Provided text:
• • • • •

Part One: The Design Radicals Exhibit

Modern architecture has its roots in social change. On the 50th anniversary of the Free Speech Movement, which was an important catalyst for social change on campuses in the 1960s, it is worth documenting the intersection of design and radicalism that followed. This fall, an exhibit entitled “Design Radicals: Creativity and Protest at Wurster Hall” will be on view in the Wurster Hall library at the University of California, Berkeley. The show is curated by associate professor of architecture Greg Castillo and exhibition designer Kent Wilson. What follows is a two-part interview with Greg Castillo.

Interviewer: “Design Radicals” is both an exhibition and a series of events?

Greg Castillo: The show opens on October 16 with a talk by the scholar of political poster art and archival activist Lincoln Cushing, who maintains the Docs Populi website of graphic arts dedicated to social justice. While most of us know the outlines of the story of the Free Speech Movement, we are not so clear on the impact that it had on visual arts and design. Was there any crossover? How could that have informed people’s work in design? I started to investigate that. This is a first pass at some of those findings.

Interviewer: What’s in the show?

Castillo: A large part of the show is dedicated to posters that were made in Wurster Hall in 1970. At that time, Nixon’s Cambodian incursion, the Kent State shootings, and the shootings at Jackson State in Mississippi had started a campus conflagration felt across the United States. Administrators at U.C. Berkeley, and also within Wurster Hall, decided that they would allow students to use their time productively to create antiwar committees, to mobilize Berkeley neighborhoods in terms of antiwar activities, and to essentially turn the first floor of Wurster into something very much like a propaganda factory. Instead of Andy Warhol’s pop factory, this was Wurster Hall's political poster factory.

CED posters of May 1970
poster by Jay Belloli 

Interviewer: What did they do?

Castillo: During that period, it's estimated that 50,000 posters were printed. Students sold the posters for a penny apiece. Or you could pay more to have a silkscreen image put on the back of a shirt, but you had to bring your own garment. And we know that on a good day, they were able to raise about $500, which adjusted for inflation would about $3,000 today. This was a broad-based, popular “graphic arts insurgency.”

Interviewer: It's not typical for student movements to keep such diligent books. Where did you find this information?

• • • • •

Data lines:
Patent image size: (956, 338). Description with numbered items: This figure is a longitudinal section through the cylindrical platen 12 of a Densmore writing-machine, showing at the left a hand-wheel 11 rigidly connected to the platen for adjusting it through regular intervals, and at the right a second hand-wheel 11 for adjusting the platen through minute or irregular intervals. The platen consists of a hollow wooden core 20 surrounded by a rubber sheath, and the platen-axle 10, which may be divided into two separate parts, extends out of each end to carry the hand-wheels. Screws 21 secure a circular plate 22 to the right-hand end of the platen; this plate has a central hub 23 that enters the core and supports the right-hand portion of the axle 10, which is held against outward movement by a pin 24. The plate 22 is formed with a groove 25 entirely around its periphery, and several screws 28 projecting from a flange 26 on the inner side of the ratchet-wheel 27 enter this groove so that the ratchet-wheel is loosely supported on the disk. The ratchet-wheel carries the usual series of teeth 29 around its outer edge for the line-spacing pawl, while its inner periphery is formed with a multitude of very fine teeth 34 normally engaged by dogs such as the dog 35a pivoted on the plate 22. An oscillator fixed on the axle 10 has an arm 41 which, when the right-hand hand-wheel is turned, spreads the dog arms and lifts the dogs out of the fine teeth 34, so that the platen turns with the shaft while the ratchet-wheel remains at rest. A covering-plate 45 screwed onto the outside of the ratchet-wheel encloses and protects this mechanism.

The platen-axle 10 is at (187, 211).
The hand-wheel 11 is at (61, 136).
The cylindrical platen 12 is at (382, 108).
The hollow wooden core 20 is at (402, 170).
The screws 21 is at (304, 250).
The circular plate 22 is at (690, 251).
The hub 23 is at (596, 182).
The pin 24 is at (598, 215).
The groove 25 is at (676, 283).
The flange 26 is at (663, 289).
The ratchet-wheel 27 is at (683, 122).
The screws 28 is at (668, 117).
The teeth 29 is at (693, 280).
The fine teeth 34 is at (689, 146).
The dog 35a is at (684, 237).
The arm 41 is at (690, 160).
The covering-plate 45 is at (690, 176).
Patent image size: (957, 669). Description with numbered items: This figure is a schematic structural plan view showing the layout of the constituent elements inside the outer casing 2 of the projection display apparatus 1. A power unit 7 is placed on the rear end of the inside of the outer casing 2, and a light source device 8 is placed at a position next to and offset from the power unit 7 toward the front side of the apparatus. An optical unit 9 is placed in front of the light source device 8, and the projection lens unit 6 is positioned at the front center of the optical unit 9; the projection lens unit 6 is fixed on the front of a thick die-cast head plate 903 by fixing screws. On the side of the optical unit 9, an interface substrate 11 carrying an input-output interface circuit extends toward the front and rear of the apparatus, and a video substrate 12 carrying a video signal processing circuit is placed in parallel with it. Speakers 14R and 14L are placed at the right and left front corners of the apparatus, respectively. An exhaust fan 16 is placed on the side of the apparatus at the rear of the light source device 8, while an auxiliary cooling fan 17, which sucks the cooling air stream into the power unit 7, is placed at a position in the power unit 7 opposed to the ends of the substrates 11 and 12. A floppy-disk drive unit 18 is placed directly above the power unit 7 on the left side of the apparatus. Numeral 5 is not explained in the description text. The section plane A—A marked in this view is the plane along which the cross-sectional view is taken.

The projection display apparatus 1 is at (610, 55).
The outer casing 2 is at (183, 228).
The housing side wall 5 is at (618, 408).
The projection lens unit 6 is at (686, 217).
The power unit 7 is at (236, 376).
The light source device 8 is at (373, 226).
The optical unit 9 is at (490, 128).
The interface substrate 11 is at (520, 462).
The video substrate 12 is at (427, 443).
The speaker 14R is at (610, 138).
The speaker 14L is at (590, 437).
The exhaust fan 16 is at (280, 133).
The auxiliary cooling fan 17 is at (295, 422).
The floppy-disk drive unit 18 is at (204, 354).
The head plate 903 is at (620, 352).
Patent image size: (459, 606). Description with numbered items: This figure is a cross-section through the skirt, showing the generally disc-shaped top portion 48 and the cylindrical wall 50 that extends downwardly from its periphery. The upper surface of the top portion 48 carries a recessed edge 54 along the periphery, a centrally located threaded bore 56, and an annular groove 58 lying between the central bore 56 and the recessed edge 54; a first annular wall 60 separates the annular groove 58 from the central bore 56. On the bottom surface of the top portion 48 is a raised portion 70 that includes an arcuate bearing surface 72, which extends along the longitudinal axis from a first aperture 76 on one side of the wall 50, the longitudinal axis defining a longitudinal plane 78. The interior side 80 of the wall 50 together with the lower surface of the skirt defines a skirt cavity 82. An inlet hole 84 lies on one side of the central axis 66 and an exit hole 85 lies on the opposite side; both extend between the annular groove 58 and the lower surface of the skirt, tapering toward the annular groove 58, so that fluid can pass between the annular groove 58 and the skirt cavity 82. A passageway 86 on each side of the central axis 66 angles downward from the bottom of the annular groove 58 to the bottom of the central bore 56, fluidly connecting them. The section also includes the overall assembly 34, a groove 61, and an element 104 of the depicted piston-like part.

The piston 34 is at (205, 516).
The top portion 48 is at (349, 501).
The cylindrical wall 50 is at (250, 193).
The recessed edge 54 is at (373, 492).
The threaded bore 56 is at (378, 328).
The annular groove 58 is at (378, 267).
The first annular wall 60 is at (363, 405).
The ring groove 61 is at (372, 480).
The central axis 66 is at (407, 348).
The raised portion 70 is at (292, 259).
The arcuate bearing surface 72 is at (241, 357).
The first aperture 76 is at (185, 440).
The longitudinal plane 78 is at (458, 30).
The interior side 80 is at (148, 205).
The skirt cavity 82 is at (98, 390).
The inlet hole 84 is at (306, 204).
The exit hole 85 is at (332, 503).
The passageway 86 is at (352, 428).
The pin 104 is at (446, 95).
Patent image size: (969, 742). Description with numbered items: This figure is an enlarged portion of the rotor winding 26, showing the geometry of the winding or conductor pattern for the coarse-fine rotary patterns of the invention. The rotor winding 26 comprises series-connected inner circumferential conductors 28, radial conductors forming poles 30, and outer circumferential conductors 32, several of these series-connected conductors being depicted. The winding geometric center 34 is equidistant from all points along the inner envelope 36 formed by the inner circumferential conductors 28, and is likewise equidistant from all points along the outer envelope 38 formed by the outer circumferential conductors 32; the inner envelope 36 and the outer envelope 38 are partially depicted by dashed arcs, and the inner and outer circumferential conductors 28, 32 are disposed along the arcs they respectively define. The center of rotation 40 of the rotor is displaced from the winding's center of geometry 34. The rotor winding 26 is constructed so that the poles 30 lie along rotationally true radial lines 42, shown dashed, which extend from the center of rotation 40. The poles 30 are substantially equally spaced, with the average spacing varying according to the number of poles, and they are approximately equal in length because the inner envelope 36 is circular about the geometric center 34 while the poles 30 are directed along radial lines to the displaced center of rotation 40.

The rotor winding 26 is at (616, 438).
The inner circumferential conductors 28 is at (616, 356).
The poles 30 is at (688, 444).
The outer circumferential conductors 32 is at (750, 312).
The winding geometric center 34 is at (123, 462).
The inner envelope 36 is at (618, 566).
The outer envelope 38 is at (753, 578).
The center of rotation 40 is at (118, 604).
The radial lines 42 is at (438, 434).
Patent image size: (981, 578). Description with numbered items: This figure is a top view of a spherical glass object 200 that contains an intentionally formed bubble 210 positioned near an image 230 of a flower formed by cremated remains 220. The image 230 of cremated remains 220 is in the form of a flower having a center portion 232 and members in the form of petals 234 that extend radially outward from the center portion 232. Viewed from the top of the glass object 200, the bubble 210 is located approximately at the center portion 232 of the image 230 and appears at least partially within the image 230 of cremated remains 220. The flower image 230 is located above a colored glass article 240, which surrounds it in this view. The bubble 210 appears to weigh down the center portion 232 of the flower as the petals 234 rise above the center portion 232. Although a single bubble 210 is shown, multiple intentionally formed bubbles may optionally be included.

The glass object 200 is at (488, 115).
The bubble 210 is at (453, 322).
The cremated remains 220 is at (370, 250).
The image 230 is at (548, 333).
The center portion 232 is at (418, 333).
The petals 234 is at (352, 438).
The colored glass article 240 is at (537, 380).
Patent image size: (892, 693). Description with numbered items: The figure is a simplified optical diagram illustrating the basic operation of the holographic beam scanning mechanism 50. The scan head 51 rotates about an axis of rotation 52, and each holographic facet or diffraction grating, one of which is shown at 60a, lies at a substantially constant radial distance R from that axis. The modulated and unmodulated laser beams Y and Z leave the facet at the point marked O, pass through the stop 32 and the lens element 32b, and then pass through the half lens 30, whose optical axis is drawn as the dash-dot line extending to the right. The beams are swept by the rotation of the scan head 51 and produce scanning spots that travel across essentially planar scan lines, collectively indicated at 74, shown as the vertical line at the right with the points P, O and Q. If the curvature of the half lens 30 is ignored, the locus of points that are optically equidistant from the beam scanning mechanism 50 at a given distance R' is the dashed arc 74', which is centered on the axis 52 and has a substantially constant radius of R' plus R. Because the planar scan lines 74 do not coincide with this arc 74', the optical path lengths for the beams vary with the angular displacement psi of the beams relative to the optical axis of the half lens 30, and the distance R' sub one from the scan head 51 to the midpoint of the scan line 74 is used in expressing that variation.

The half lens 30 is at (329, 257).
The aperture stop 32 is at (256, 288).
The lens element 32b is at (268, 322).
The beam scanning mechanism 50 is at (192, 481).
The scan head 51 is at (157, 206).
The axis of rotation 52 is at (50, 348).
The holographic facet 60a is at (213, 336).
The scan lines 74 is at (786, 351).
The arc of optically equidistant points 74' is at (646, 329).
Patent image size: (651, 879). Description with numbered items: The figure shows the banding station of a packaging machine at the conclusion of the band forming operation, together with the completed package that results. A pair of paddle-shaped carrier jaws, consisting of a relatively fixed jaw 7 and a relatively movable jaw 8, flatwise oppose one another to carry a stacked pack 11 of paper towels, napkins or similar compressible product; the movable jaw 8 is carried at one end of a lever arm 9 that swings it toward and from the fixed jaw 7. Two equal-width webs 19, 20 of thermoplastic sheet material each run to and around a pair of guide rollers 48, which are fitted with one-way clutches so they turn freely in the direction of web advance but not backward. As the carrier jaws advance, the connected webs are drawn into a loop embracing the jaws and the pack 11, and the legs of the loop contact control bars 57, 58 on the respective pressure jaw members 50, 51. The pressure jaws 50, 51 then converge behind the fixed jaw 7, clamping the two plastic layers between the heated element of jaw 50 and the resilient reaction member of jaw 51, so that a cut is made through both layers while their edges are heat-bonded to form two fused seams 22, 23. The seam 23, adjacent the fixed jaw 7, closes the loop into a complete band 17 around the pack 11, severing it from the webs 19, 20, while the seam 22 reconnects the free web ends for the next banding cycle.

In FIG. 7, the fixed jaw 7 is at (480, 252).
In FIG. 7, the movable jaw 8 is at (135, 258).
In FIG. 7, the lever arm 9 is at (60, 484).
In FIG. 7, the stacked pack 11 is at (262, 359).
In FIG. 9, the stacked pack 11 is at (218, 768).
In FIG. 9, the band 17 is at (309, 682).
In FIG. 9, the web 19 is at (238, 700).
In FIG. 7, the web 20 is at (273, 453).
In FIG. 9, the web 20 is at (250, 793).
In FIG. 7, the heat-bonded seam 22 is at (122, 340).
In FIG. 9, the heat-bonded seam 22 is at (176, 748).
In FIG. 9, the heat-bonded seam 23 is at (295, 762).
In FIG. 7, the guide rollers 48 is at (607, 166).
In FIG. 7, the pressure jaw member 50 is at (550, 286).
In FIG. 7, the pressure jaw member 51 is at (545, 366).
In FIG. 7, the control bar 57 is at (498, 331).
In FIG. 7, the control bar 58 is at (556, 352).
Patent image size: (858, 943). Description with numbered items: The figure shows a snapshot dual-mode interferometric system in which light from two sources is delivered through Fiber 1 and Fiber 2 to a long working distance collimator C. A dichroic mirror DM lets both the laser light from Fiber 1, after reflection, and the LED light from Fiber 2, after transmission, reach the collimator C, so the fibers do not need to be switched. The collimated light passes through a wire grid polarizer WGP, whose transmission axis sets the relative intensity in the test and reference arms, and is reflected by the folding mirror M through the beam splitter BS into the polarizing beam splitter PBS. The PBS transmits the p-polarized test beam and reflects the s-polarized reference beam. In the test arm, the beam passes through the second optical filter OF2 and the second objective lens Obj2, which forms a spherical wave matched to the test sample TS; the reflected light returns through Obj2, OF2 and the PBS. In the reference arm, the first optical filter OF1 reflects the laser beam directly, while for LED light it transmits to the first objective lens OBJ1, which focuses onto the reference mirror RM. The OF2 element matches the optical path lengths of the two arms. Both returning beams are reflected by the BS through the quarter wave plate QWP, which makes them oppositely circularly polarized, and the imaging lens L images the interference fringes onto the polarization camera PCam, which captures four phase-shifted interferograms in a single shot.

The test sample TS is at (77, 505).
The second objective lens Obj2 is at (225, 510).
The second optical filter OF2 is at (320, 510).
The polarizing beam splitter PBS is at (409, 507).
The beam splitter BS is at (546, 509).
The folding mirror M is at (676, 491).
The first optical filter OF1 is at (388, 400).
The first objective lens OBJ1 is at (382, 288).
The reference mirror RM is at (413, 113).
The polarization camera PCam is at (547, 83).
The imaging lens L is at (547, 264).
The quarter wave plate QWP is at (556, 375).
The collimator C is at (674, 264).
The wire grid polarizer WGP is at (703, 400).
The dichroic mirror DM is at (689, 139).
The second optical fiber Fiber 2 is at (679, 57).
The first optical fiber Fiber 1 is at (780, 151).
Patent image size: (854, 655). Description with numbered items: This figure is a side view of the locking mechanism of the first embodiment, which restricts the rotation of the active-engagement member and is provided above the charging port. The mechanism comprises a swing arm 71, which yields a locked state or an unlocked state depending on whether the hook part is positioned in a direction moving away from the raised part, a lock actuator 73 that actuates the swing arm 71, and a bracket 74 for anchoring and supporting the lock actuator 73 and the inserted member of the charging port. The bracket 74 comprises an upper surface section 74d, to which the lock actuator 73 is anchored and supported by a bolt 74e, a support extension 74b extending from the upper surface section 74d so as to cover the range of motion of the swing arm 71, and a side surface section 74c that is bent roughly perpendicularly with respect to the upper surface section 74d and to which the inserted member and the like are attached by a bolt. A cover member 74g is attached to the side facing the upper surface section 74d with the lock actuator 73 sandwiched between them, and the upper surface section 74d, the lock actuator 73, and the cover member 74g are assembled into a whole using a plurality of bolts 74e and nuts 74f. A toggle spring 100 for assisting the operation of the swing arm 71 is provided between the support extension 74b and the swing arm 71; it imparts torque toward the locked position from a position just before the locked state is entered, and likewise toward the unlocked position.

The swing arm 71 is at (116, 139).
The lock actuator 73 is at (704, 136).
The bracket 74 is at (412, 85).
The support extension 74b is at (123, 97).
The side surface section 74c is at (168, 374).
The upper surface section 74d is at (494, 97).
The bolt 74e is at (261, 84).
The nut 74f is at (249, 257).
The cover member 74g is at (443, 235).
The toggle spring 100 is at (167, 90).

• • • • •

Your tasks:
#1 Check each statement against the interview about the Design Radicals exhibit, answering yes or no and quoting the words that decide it: (a) The exhibit is curated by Greg Castillo together with Kent Wilson. (b) Students sold the posters for a dollar each. (c) The show opens with a talk by Lincoln Cushing.
#2 Carry on the interview about the Design Radicals exhibit from the point where it stops.

Results by task:
#1
(a) Yes: "The show is curated by associate professor of architecture Greg Castillo and exhibition designer Kent Wilson."
(b) No: "Students sold the posters for a penny apiece."
(c) Yes: "The show opens on October 16 with a talk by the scholar of political poster art and archival activist Lincoln Cushing"

#2
Castillo: The reason we know so much about the finances was that these activities, and especially the fact that the campus administrators sanctioned them, outraged Ronald Reagan, who was then California’s governor. Acting through the University of California Regents, he hired an accounting firm from San Francisco called Haskins & Sells—it’s still in existence under a different name. They did a very careful audit to see whether materials and equipment that were supplied by the State of California expressly for the purpose of educational use were being used to make protest materials. I think it’s pretty clear that, had the accounting firm found evidence of misuse or misappropriation of that material, there would have been a purge of student activists, and probably more to the point, a purge of faculty and administrative staff who had been their accomplices.

We know from looking at the documents produced by Haskins & Sells that, in fact, there weren’t any grounds for the assertion of misuse of state funds. From their report, we found out that almost all of the paper for the posters came from the refuse bins in back of the campus computer center. This was an early example of recycling and radical repurposing of materials. Along with the Wurster Hall protest posters loaned by Lincoln Cushing, the Haskins & Sells report is on display in the exhibit.

Interviewer: What else does the project cover?

Castillo: The other part of the exhibition tracks the work of a pivotal figure in countercultural design pedagogy, at least here at U.C. Berkeley, and that’s Sim Van der Ryn. Before being appointed California’s first state architect under Jerry Brown, Sim sponsored a series of experimental studio courses. His collaborators called him "Scout" because he would chart a path, find a new thing, ride that wave, and pull people behind him. While his colleagues were doing the project, Sim would be off looking for the next big idea.

Interviewer: Where does this story begin?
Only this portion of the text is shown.